── Stored records

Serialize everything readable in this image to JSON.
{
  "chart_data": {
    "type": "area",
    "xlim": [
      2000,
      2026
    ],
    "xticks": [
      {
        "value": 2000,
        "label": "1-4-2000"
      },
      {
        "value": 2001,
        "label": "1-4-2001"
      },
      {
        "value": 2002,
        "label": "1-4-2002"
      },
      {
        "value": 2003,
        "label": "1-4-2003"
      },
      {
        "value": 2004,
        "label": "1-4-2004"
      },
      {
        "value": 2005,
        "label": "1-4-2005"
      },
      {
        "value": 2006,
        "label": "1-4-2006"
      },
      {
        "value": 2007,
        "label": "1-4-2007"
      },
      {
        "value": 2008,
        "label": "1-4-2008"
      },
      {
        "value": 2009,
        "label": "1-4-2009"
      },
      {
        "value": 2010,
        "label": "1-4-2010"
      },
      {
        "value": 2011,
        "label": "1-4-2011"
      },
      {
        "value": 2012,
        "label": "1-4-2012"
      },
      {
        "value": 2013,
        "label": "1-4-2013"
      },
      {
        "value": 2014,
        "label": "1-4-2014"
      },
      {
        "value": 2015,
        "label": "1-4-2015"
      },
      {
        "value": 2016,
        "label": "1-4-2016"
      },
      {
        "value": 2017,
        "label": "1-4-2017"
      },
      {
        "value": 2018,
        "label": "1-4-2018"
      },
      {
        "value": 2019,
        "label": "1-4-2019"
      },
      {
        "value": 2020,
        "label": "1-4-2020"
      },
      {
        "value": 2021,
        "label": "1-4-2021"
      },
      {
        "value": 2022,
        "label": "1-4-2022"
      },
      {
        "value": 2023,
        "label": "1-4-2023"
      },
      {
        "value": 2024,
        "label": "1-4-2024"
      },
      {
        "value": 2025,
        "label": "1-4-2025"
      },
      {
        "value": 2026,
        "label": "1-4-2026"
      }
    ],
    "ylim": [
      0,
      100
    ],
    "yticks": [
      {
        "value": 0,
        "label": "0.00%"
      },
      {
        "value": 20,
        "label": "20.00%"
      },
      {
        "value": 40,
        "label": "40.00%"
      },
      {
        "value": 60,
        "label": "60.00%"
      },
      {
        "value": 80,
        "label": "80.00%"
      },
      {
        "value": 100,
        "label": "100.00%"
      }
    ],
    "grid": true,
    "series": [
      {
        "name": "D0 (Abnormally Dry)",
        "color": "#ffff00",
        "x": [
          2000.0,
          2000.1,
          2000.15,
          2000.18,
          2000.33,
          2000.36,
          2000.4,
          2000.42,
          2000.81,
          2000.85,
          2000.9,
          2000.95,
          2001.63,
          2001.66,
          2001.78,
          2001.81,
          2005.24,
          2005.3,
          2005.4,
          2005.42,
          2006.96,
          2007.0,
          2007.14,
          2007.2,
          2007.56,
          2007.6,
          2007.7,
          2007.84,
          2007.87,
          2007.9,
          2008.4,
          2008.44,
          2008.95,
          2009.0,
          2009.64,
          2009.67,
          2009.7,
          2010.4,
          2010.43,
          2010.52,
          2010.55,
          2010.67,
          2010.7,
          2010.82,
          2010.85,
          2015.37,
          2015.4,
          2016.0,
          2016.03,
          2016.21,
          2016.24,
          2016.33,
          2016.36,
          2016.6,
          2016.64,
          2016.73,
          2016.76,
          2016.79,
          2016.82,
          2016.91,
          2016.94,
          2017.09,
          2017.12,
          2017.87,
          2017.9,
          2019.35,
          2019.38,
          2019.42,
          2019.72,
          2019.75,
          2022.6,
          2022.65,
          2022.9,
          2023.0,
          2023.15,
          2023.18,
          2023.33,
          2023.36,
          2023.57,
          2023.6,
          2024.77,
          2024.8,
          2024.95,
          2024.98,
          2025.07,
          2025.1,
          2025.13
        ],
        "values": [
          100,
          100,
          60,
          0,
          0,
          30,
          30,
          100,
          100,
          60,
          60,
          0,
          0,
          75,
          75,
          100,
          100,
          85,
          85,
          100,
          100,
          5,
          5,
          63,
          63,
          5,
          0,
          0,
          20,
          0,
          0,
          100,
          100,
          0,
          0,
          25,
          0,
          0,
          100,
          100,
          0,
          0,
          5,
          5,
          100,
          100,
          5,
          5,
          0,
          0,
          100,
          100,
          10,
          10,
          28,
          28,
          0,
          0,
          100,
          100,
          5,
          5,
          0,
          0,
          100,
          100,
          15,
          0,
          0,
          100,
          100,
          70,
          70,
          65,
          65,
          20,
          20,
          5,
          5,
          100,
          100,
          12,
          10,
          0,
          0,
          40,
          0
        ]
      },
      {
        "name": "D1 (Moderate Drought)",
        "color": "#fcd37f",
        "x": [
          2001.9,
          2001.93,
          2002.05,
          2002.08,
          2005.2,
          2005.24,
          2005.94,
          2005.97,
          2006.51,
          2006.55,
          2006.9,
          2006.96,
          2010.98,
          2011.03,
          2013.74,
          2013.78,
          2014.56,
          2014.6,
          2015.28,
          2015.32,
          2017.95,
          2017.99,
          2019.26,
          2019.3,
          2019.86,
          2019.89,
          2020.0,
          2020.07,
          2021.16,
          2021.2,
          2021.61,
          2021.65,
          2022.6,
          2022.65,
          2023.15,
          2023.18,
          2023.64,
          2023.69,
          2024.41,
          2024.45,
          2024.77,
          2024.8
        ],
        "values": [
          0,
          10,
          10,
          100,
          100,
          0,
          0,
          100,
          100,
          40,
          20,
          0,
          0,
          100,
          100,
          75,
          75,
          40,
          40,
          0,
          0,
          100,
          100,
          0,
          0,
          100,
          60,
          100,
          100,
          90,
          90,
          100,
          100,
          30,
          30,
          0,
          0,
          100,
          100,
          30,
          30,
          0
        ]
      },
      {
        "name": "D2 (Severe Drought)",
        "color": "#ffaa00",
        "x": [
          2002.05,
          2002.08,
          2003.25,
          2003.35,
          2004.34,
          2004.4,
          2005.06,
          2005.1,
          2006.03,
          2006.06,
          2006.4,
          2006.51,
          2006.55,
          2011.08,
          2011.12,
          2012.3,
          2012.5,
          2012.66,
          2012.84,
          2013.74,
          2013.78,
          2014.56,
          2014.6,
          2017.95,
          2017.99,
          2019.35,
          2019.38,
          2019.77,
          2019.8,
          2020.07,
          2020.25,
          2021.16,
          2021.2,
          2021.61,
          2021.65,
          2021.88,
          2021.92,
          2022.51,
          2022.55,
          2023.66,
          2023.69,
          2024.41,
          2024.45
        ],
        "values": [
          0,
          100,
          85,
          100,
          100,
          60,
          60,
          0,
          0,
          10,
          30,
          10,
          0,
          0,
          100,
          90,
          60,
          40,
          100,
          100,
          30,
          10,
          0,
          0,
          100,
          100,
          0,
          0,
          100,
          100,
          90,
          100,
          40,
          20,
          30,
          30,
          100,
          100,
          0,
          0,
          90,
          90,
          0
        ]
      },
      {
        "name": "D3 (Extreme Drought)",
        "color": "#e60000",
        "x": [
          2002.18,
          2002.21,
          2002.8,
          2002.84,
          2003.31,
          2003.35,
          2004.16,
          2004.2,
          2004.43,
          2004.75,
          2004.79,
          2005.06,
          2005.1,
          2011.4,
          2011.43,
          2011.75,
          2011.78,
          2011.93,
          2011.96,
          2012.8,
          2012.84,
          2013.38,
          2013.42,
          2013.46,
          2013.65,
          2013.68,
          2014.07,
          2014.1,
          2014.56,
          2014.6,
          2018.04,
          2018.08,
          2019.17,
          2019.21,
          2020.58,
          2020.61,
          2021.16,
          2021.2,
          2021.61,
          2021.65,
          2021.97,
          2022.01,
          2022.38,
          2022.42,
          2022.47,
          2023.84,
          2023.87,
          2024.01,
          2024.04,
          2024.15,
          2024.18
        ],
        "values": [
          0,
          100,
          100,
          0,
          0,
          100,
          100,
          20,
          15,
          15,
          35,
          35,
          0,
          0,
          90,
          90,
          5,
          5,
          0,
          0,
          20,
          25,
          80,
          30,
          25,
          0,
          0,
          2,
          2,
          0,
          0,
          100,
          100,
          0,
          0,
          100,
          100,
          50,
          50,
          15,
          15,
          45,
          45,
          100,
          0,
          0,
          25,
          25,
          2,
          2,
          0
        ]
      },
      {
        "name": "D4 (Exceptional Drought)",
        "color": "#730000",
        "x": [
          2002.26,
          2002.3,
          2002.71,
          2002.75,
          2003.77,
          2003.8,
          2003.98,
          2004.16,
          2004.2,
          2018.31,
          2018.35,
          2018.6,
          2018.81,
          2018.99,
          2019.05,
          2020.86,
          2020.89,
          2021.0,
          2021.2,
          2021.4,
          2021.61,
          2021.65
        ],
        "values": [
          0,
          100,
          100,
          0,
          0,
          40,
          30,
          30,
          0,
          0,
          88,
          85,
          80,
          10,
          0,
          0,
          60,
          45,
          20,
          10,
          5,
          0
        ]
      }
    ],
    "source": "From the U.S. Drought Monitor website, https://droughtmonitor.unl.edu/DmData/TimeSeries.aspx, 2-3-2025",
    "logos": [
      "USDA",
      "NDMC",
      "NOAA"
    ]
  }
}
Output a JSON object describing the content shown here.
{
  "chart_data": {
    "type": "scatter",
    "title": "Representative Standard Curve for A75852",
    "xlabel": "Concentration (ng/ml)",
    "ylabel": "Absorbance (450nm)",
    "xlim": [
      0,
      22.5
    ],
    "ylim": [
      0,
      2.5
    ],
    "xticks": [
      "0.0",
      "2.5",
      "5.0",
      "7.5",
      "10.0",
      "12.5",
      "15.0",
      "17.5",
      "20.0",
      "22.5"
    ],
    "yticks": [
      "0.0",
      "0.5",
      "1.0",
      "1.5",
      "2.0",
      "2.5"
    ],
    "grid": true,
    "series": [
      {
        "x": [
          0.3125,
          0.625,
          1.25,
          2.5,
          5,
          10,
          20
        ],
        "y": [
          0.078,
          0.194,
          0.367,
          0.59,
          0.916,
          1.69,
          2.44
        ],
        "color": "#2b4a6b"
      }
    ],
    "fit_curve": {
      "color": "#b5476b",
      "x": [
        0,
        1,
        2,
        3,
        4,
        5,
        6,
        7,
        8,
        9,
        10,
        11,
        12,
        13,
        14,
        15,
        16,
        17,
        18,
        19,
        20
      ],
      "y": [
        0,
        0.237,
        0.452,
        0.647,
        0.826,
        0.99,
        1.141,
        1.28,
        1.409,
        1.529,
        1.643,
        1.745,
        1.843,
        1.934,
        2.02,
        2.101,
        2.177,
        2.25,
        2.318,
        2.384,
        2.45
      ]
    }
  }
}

────

• [What the exercise asks]: Go through the material line by line. Show each line that contains the string "color".

• [Exercise answer]:
        "color": "#ffff00",
        "color": "#fcd37f",
        "color": "#ffaa00",
        "color": "#e60000",
        "color": "#730000",
        "color": "#2b4a6b"
      "color": "#b5476b",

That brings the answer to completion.